◆ **Reading passage**
####

Although Kennedy’s murder has provided endless fodder for conspiracy theorists, official inquiries have determined Oswald alone was responsible for the assassination. The events of that November plunged the nation into mourning, and many Americans still recall where they were when they heard the news. ‘Look of horror’ Texan Daniel Kendrick, who as a teenager witnessed the Dealey Plaza shooting, told the BBC he had been preparing to approach the motorcade in the hope of shaking the president’s hand when Kennedy’s “head just exploded”. “I saw the look on Jackie Kennedy’s face,” he recalled. “She turned and looked straight at me with a look of horror on her face. That really freaked me out. I had to run. I had to go. I had to get out of
here.” Historian Robert Dallek said America had yet to recover from the assassination, in part because it was such a tremendous blow to the nation’s self-esteem. “The feeling is, this is not what we do in American politics,” he told BBC North America Editor Mark Mardell. “This is not a banana republic.

####

◆ **Written problem a**
Extract each line of the records below that contains the string "tick".

[Layout coordinate data]
####

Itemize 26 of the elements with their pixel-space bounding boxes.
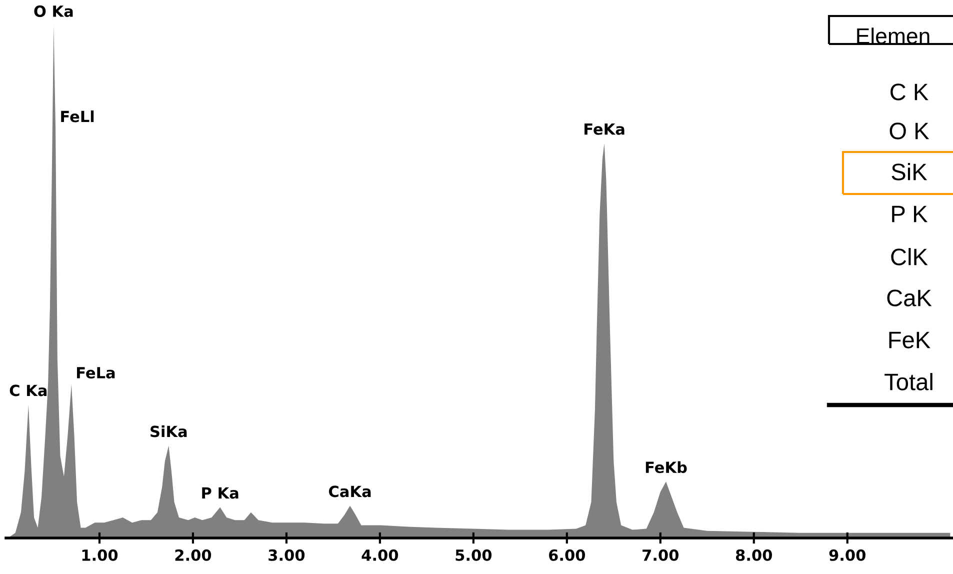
annotation: Total	[884, 372, 932, 390]
x-tick-label: 9.00	[829, 549, 866, 561]
x-tick-label: 8.00	[736, 549, 772, 561]
annotation: P K	[892, 206, 928, 222]
x-tick-label: 1.00	[82, 549, 118, 561]
annotation: SiK	[892, 162, 928, 180]
annotation: FeKa	[584, 124, 624, 135]
annotation: CaK	[887, 290, 932, 306]
annotation: FeLa	[77, 367, 115, 379]
annotation: C Ka	[10, 384, 47, 396]
x-tick-label: 5.00	[456, 549, 492, 561]
annotation: FeKb	[646, 461, 687, 474]
x-tick-label: 4.00	[362, 549, 398, 561]
x-tick-label: 3.00	[268, 549, 305, 561]
annotation: ClK	[891, 248, 928, 266]
x-tick-label: 2.00	[175, 549, 212, 561]
annotation: P Ka	[202, 487, 238, 499]
annotation: O Ka	[34, 5, 73, 17]
x-tick-label: 7.00	[642, 549, 679, 561]
annotation: CaKa	[328, 486, 371, 498]
x-tick-label: 6.00	[549, 549, 586, 561]
annotation: SiKa	[150, 425, 187, 438]
annotation: O K	[890, 122, 930, 140]
annotation: FeLl	[61, 110, 94, 122]
annotation: FeK	[889, 332, 930, 348]
annotation: C K	[890, 84, 928, 100]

####

◆ **Written problem b**
According to the article on Kennedy's assassination, what was Daniel Kendrick hoping to do as he prepared to approach the motorcade?

◆ **Final answer a**
x-tick-label: 9.00	[829, 549, 866, 561]
x-tick-label: 8.00	[736, 549, 772, 561]
x-tick-label: 1.00	[82, 549, 118, 561]
x-tick-label: 5.00	[456, 549, 492, 561]
x-tick-label: 4.00	[362, 549, 398, 561]
x-tick-label: 3.00	[268, 549, 305, 561]
x-tick-label: 2.00	[175, 549, 212, 561]
x-tick-label: 7.00	[642, 549, 679, 561]
x-tick-label: 6.00	[549, 549, 586, 561]

◆ **Final answer b**
He was hoping to shake the president's hand.